Source records
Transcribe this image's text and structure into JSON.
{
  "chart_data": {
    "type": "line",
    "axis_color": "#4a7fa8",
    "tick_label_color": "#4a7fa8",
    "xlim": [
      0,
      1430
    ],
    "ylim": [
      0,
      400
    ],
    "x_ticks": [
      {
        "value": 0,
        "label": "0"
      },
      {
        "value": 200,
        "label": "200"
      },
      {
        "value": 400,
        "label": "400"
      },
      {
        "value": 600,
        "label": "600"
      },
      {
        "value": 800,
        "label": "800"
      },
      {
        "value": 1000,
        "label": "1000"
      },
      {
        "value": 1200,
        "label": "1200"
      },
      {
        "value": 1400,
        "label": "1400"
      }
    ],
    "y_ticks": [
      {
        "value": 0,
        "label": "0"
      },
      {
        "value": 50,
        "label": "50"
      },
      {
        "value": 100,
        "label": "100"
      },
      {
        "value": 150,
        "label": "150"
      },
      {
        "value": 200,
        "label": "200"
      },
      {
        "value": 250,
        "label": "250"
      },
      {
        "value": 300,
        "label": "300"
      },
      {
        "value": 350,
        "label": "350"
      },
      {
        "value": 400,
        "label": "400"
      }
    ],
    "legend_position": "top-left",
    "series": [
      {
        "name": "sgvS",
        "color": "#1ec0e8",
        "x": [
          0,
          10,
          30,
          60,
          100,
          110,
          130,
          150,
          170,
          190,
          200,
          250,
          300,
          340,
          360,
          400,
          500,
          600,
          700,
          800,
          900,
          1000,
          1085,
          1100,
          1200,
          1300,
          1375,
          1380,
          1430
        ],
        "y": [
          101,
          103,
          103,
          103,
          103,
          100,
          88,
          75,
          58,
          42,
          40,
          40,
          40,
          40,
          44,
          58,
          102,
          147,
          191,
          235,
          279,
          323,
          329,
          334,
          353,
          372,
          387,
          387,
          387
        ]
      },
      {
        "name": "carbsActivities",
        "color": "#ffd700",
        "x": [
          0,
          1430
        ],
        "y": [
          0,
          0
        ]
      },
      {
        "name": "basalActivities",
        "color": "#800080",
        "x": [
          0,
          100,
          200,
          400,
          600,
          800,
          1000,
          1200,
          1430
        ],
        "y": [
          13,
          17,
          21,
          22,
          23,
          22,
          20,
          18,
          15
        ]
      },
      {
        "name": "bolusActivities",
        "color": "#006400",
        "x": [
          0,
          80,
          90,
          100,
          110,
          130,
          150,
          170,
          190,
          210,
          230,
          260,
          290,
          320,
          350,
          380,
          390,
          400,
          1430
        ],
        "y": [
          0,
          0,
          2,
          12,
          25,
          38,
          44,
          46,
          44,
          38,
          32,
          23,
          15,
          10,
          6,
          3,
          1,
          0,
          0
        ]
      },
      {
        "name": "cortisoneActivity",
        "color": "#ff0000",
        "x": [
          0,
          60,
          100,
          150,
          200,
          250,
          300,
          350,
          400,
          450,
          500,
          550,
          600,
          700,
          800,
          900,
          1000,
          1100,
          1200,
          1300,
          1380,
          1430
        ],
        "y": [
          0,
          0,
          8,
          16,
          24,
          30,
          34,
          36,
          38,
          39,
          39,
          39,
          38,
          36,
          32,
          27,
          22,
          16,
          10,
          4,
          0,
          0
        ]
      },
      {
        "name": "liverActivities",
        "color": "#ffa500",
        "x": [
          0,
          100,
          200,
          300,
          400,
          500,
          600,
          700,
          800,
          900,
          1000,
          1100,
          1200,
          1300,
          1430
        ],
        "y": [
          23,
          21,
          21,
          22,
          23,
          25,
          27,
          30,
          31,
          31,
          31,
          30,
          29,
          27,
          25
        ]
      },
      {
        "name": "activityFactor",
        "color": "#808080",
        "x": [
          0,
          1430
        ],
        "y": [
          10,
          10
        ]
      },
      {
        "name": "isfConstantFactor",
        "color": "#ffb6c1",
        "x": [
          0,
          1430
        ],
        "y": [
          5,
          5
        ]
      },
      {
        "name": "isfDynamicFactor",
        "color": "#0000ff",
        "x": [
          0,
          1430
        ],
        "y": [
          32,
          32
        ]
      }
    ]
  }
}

▸ YOUR GOAL
Show all lines above holding "name".

▸ SOLUTION BELOW
        "name": "sgvS",
        "name": "carbsActivities",
        "name": "basalActivities",
        "name": "bolusActivities",
        "name": "cortisoneActivity",
        "name": "liverActivities",
        "name": "activityFactor",
        "name": "isfConstantFactor",
        "name": "isfDynamicFactor",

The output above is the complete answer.